__EXERCISE BRIEF__:
Go through the listing and return every line with "text" in it.

##########

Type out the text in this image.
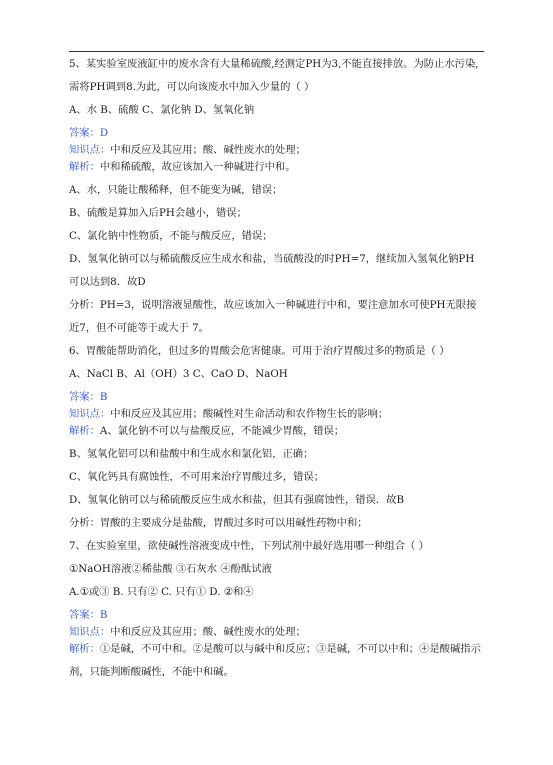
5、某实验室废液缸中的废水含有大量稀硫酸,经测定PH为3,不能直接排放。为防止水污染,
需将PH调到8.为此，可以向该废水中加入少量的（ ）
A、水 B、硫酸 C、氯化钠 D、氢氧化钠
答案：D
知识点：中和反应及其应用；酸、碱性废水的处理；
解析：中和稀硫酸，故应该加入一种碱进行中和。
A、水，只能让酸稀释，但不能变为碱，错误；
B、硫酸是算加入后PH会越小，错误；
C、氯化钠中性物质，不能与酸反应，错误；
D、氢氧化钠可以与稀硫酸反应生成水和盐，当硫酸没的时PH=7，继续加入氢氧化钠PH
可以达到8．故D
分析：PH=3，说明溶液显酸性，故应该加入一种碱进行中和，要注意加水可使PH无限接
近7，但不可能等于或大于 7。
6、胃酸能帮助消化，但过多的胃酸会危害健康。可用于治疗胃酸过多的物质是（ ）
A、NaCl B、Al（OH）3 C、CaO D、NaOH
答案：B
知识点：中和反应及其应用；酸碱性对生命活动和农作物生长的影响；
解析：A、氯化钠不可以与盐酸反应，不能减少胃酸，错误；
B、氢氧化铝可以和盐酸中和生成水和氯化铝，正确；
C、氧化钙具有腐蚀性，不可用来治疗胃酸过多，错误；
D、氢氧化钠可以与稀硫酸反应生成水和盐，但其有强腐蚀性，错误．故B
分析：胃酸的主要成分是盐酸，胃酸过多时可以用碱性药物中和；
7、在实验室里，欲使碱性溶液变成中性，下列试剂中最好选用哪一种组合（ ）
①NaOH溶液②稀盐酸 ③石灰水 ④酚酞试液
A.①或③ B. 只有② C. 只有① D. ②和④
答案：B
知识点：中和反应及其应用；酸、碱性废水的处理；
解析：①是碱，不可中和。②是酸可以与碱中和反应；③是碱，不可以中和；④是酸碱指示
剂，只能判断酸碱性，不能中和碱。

##########

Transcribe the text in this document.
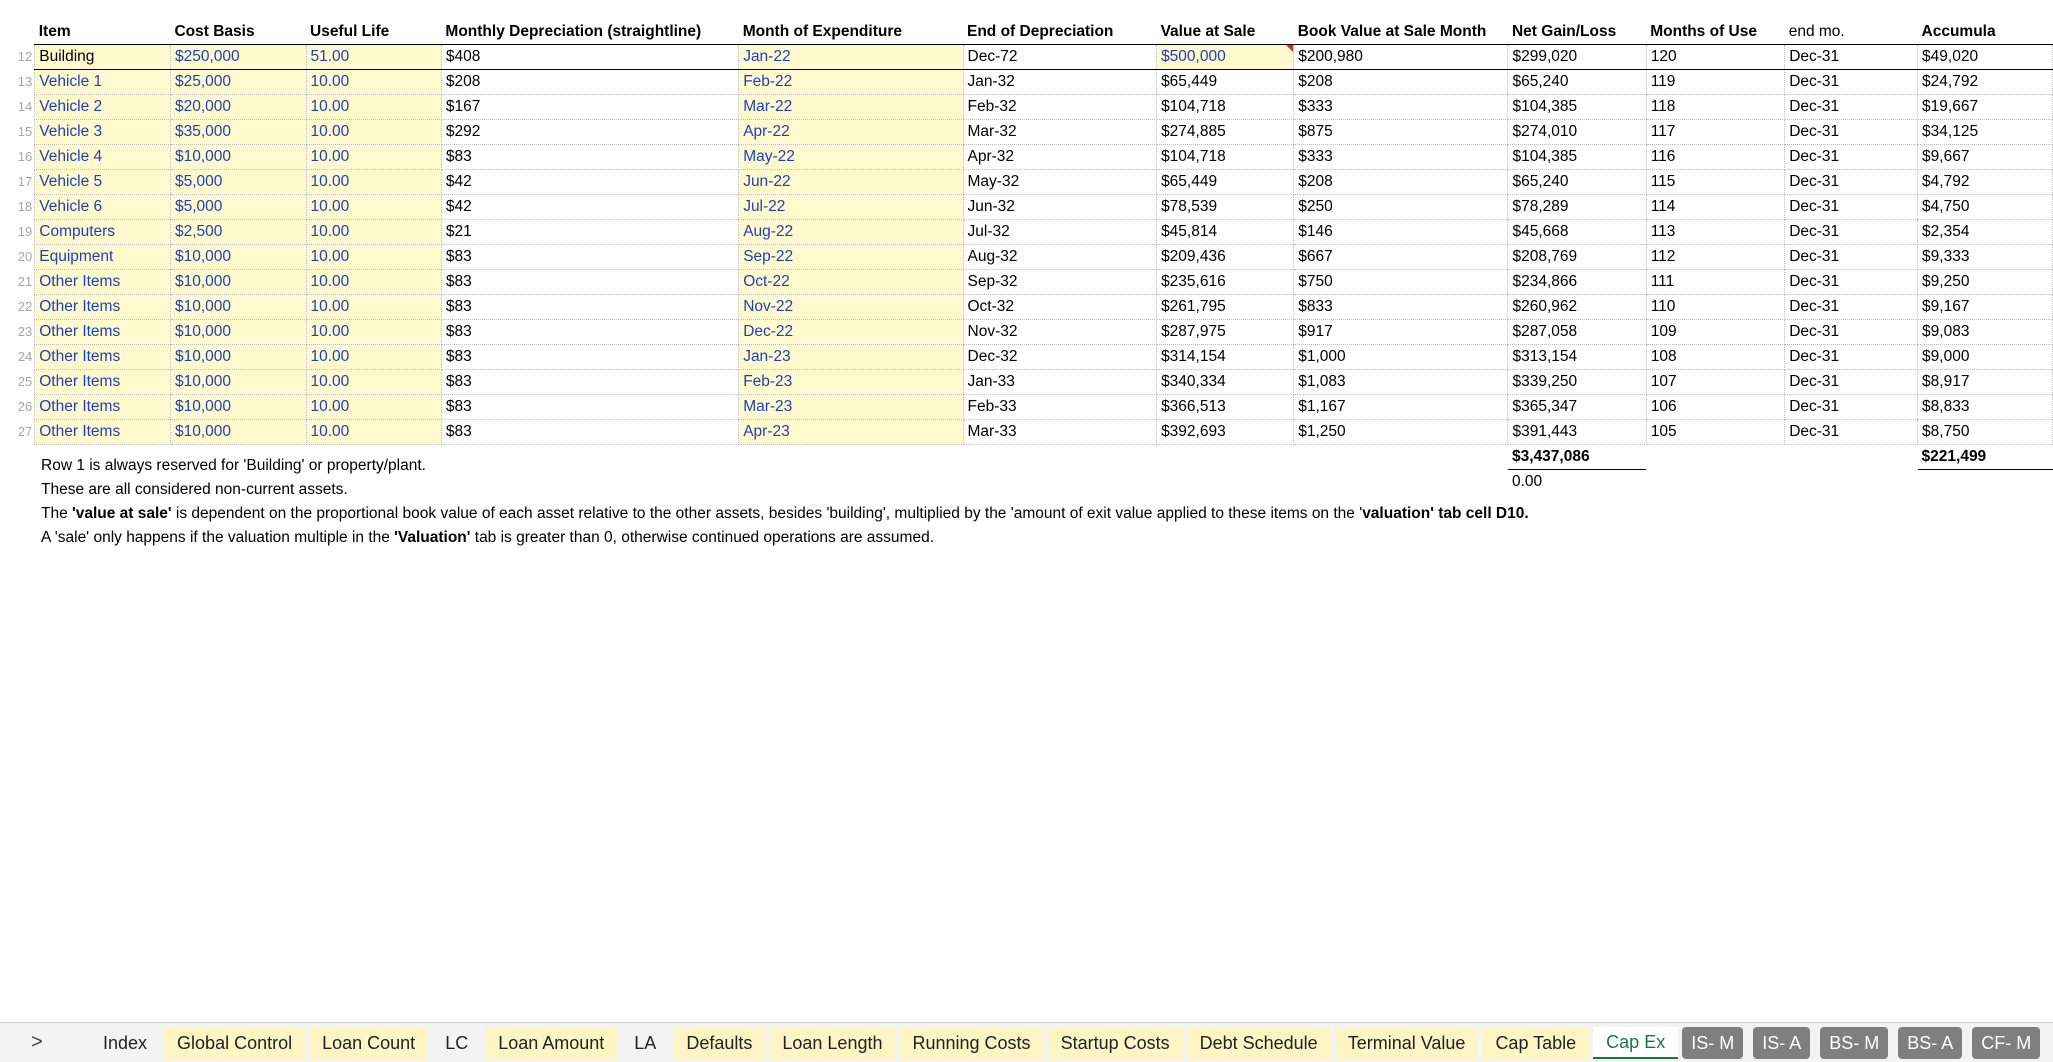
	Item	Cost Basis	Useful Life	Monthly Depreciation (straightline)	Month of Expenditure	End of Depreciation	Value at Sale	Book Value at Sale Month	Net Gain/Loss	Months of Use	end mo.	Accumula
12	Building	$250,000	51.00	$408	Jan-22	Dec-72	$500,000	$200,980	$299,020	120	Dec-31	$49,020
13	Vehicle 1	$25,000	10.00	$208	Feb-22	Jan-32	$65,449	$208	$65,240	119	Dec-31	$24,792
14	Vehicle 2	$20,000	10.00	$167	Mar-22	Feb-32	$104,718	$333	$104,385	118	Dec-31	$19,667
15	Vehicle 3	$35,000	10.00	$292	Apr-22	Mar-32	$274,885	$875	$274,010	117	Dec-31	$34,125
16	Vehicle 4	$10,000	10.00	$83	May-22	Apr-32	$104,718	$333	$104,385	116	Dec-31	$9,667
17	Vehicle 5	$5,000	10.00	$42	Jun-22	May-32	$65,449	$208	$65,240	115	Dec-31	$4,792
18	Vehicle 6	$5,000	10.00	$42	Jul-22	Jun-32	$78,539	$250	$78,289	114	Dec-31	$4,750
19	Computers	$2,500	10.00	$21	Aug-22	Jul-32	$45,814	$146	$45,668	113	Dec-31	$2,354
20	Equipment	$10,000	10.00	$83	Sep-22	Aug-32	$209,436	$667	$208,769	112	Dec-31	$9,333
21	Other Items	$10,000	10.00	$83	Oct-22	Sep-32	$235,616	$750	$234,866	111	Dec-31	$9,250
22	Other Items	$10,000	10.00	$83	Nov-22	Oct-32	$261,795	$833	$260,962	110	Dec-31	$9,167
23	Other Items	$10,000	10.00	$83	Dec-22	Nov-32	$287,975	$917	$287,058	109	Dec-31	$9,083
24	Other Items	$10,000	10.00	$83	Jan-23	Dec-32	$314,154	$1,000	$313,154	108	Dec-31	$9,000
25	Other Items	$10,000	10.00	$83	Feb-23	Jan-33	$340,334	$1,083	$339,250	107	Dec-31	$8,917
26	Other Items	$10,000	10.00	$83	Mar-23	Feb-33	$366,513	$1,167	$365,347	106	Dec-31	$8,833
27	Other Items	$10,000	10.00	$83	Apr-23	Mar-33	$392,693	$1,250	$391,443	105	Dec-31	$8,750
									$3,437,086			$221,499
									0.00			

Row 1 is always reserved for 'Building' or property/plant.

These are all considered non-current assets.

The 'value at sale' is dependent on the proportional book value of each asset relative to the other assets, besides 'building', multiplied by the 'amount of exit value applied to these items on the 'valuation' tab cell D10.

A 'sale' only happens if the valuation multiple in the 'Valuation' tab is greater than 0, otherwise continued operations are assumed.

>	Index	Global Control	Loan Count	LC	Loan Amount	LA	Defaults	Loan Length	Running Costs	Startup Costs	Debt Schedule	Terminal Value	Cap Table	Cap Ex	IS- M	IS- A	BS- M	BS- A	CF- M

##########

__ANSWER__:
Type out the text in this image.
Transcribe the text in this document.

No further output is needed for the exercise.